■ **Set problem**: Copy every line with the string "JSON" in it.

(Items from a dataset)
-- Begin --
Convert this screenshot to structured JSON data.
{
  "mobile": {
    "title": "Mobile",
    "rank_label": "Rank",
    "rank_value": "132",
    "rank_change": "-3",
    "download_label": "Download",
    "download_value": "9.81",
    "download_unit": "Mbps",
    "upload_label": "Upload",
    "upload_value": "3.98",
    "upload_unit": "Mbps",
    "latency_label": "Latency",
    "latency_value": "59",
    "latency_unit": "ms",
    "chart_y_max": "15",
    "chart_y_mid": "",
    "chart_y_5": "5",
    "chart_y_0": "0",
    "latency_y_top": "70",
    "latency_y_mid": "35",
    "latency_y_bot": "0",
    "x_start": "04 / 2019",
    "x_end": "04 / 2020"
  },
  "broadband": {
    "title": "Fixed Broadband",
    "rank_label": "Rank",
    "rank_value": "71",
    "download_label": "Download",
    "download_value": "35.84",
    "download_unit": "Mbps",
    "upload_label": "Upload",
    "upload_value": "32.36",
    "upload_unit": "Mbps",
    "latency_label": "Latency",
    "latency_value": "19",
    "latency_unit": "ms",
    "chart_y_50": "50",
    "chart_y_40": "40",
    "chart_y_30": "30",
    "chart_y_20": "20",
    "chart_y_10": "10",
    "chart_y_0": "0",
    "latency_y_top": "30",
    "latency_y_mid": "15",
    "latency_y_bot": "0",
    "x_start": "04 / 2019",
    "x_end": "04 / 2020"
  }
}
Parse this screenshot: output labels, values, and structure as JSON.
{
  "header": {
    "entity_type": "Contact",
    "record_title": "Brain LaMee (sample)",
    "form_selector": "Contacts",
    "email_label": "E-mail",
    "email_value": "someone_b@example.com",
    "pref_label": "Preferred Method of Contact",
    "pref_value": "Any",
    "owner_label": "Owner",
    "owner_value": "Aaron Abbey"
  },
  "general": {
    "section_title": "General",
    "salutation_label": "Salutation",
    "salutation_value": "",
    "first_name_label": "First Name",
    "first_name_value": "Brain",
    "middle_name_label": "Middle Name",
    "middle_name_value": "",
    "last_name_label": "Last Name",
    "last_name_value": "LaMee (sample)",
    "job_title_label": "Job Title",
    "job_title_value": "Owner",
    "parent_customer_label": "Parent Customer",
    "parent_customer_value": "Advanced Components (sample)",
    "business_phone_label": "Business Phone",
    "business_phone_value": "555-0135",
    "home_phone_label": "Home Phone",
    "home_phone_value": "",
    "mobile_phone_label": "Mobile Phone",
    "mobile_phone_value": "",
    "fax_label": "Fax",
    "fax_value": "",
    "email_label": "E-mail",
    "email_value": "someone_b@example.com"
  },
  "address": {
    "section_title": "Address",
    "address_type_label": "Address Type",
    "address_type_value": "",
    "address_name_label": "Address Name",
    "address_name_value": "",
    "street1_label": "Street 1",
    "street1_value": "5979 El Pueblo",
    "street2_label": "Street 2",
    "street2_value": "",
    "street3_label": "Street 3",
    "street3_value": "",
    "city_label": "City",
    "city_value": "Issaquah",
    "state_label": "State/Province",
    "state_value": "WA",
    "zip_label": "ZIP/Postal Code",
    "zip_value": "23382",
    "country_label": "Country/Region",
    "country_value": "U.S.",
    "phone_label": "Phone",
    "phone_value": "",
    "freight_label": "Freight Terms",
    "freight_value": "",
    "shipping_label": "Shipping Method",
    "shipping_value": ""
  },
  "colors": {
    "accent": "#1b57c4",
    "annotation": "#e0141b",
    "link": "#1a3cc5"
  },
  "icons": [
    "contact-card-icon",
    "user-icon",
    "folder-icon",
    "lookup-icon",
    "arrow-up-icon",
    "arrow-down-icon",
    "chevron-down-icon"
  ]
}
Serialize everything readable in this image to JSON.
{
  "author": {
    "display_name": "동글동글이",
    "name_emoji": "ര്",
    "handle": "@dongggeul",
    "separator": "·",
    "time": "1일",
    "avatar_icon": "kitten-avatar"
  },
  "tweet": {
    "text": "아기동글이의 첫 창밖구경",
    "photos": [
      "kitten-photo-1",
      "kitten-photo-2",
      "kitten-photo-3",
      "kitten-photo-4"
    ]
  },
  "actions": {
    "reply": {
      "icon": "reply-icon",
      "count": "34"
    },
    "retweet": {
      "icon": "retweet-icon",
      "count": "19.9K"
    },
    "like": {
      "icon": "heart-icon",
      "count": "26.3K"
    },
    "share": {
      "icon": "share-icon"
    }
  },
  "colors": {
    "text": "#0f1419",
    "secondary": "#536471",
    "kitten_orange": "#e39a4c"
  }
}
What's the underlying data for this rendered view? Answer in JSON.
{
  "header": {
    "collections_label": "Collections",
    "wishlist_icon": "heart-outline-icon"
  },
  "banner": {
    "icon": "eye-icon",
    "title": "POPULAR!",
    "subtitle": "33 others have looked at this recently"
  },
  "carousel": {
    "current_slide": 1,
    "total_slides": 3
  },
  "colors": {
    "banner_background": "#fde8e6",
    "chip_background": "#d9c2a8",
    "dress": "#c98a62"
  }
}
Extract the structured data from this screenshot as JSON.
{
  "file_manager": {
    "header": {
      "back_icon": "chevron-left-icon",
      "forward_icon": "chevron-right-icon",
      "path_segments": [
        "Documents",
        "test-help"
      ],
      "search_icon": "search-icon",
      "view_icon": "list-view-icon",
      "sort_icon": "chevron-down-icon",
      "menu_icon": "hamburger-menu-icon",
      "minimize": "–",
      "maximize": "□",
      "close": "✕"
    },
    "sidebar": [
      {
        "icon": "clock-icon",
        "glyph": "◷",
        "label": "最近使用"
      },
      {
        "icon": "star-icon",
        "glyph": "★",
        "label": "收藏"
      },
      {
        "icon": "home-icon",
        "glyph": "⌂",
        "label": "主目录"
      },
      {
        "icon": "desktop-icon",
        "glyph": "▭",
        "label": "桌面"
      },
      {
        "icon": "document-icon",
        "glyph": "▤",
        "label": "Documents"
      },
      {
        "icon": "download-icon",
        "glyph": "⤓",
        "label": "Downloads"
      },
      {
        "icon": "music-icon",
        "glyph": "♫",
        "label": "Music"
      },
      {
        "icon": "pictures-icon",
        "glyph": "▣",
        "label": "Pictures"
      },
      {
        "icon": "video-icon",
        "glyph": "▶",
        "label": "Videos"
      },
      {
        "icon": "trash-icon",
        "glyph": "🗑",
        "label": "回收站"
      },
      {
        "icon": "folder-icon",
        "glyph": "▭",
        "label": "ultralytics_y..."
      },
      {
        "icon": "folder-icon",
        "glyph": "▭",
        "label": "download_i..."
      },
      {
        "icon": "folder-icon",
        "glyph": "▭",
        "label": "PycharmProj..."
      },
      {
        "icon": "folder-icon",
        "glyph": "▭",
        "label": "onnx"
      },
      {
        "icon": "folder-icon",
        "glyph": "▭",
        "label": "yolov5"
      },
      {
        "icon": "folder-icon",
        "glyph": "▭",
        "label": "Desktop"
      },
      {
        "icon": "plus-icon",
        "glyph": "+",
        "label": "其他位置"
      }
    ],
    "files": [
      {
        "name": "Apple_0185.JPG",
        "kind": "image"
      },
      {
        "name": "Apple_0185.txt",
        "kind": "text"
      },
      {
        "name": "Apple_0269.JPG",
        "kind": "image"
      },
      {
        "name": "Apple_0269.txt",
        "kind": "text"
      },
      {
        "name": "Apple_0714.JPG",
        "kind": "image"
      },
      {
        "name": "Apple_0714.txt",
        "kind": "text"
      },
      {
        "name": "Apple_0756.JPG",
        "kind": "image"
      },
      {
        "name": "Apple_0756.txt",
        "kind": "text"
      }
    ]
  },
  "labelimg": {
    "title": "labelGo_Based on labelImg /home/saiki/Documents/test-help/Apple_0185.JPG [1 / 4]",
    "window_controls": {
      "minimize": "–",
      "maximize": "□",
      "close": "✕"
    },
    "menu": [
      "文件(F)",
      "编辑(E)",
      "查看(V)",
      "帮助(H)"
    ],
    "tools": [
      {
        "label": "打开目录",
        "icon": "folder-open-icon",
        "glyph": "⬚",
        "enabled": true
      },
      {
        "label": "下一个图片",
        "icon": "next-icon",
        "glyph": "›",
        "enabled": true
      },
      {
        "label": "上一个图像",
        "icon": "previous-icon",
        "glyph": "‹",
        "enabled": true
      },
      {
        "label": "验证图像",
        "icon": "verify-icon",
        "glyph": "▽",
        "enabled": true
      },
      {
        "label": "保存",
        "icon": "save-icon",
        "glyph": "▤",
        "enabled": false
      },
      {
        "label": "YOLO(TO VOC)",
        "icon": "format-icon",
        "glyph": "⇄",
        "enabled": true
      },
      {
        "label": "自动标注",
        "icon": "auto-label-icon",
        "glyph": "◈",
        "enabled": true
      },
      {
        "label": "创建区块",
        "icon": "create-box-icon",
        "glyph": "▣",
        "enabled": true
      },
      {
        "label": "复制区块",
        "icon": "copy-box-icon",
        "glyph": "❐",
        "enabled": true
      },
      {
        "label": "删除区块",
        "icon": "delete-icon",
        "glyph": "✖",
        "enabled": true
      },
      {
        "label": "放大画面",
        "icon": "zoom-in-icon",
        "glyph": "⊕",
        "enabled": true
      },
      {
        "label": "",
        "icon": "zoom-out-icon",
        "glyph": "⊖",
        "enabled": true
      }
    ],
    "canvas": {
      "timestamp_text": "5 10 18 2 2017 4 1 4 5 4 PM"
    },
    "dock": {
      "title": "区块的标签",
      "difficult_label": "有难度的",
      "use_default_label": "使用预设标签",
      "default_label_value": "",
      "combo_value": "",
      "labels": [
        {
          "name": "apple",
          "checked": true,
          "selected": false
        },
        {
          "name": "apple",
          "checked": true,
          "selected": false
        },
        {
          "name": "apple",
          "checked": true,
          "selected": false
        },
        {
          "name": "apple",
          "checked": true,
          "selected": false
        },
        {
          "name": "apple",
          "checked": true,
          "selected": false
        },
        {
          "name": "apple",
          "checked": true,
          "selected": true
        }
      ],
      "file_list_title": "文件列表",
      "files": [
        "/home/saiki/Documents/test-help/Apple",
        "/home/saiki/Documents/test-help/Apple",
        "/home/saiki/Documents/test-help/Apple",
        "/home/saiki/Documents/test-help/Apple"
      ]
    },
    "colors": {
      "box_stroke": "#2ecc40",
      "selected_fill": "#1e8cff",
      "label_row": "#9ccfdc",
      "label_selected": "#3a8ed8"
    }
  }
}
-- End --
■ **Exercise response**:
Convert this screenshot to structured JSON data.
Parse this screenshot: output labels, values, and structure as JSON.
Serialize everything readable in this image to JSON.
What's the underlying data for this rendered view? Answer in JSON.
Extract the structured data from this screenshot as JSON.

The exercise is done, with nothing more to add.